▶ [Текст]:

Пришельцы не без некоторого даже удовлетворения разглядывали картину разорений, вызванных потопом. Петербург в эти дни утратил обычно присущую ему холодную неприступность и гранитность. Наводнение лишило город спеси, показало, что и он смертен.
По каналам плыли стволы деревьев и мебель, утварь, подхваченная водой; на одной из улиц изгнанники увидали польский корабль со сломанными мачтами, который остался тут стоять после потопа, будто ноев ковчег, выброшенный на булыжную мостовую.
Улицы медленно заполнялись людьми, которые спешили уже к покинутым делам. Пролетки и дрожки с бородатыми возницами тащились по уличной слякоти.
Одним из первых петербургских знакомых, которых Мицкевич начал посещать, был Юзеф Олешкевич, живописец и мистик. О нем рассказывали всяко. Посмеивались над его чудачествами, но признавали, что он добрый и, более того, отличный человек.
Олешкевич жил в громадном доме Котомина на Екатерининском проспекте. В доме этом было несколько подъездов, выходивших на смежные улицы.

▶ [Исходные данные]:
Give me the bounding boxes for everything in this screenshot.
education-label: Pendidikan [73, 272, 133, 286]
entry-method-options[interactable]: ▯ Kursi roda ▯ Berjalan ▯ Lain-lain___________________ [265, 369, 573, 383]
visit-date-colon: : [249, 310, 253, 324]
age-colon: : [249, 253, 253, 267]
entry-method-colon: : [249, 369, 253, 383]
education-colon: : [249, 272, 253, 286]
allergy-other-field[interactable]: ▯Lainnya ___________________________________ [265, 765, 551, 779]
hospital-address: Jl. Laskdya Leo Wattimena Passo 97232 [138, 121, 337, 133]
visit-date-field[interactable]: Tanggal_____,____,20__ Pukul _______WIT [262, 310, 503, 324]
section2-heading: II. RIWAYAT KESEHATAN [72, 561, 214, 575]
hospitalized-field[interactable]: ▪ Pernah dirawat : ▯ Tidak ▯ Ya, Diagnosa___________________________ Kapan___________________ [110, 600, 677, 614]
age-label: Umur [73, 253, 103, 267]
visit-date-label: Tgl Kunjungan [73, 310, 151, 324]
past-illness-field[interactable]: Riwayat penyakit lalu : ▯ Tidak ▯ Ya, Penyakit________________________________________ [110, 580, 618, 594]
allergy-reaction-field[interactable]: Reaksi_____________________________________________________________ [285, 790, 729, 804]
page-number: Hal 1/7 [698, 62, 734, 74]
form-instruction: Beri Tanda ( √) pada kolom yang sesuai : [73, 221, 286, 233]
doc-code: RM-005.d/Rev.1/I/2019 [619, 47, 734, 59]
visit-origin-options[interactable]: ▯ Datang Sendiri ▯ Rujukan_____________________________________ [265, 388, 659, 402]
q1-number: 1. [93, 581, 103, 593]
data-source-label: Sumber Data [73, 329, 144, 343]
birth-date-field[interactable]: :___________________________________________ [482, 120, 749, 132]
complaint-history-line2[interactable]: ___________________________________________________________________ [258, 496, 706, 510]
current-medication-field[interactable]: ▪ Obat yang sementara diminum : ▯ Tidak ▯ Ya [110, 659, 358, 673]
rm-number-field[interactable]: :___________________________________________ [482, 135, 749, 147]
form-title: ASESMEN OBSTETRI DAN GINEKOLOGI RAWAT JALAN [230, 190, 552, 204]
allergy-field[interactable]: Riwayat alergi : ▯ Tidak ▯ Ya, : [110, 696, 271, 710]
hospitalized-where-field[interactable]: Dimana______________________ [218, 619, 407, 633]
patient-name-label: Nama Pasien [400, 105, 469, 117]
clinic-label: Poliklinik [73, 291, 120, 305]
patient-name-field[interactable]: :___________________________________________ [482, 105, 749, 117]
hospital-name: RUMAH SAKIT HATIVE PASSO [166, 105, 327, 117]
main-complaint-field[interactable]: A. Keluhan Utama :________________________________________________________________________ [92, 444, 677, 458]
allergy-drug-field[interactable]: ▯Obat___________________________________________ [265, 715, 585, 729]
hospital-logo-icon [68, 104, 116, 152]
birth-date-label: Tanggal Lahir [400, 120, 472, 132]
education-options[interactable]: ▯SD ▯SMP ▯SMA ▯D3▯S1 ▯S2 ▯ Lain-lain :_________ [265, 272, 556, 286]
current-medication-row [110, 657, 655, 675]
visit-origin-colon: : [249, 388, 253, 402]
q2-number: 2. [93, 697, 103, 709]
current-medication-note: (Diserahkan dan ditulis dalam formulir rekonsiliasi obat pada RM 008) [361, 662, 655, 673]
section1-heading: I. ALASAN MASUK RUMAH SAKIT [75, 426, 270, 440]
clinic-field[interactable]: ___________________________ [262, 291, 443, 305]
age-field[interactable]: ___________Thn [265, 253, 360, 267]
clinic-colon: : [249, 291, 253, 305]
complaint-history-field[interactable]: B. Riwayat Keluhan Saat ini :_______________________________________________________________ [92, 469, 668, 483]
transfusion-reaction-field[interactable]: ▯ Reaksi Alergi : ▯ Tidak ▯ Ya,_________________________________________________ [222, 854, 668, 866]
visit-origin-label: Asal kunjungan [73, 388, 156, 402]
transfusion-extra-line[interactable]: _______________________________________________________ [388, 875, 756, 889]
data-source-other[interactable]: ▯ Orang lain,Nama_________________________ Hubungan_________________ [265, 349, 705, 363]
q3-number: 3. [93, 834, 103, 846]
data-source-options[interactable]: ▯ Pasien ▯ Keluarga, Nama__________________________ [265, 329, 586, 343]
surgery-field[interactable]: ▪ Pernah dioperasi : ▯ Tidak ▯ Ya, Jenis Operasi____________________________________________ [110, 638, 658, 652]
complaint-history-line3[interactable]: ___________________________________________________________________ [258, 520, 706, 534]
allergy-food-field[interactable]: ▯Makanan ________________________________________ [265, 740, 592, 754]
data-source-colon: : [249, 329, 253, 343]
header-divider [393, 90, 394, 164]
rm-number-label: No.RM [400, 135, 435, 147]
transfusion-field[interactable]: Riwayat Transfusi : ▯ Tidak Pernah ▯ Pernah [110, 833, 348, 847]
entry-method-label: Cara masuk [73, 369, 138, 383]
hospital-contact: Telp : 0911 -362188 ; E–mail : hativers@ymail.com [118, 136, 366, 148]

▶ [Задания к выполнению]:
1 - Где, согласно отрывку о Петербурге после наводнения, жил Юзеф Олешкевич?
2 - Продолжите отрывок о Петербурге после наводнения, начав сразу после его последнего предложения.

▶ [Решённые задания]:
1 - В громадном доме Котомина на Екатерининском проспекте.

2 -
Во флигелях котоминского дома ютились девицы легкого поведения. В другой части дома проживали почтенные купцы и чиновники. Там же помещалась и мастерская Олешкевича.
В мастерской Олешкевича царил тот особого рода беспорядок, которым отмечены обиталища художников определенного типа, не организующих своего труда с надлежащей пунктуальностью, не взвешивающих каждый час.
Олешкевич был мистиком также и в том ремесле, которое трактовал как призвание и повинность одновременно. Теперь он трудился над каким-то новым полотном; впрочем, в эту минуту оно было повернуто к стене. Хозяин мастерской не хотел показать гостю начатого творения.
— Не знаю, стоит ли продолжать, — сказал он, — ну, а если бы, однако, показал кому-нибудь, прежде чем закончил, знал бы наверняка, что не стоит. Не смог бы закончить.
Я очень мучаюсь над каждой подробностью, не знаю, удастся ли мне выразить то, что я задумал; сквозь это широкое окно, — говорил он дальше, и лицо его приобрело теперь умиротворенное выражение, — я вижу небо. Но меня интересует скорее, как бы это сказать, свет мрака, трудновыразимое ощущение, подобное тому, которое я испытываю, читая писания Якова Беме и Сен-Мартена.
Мицкевич с возрастающим интересом смотрел в лицо говорившего.
Его познакомил с Олешкевичем бывший студент, некогда закончивший Виленский университет, Юзеф Пшецлавский, позднейший мемуарист и царский чиновник. С тех пор личность Олешкевича, этого художника и мистика, с каждым днем занимала все больше места в его помыслах.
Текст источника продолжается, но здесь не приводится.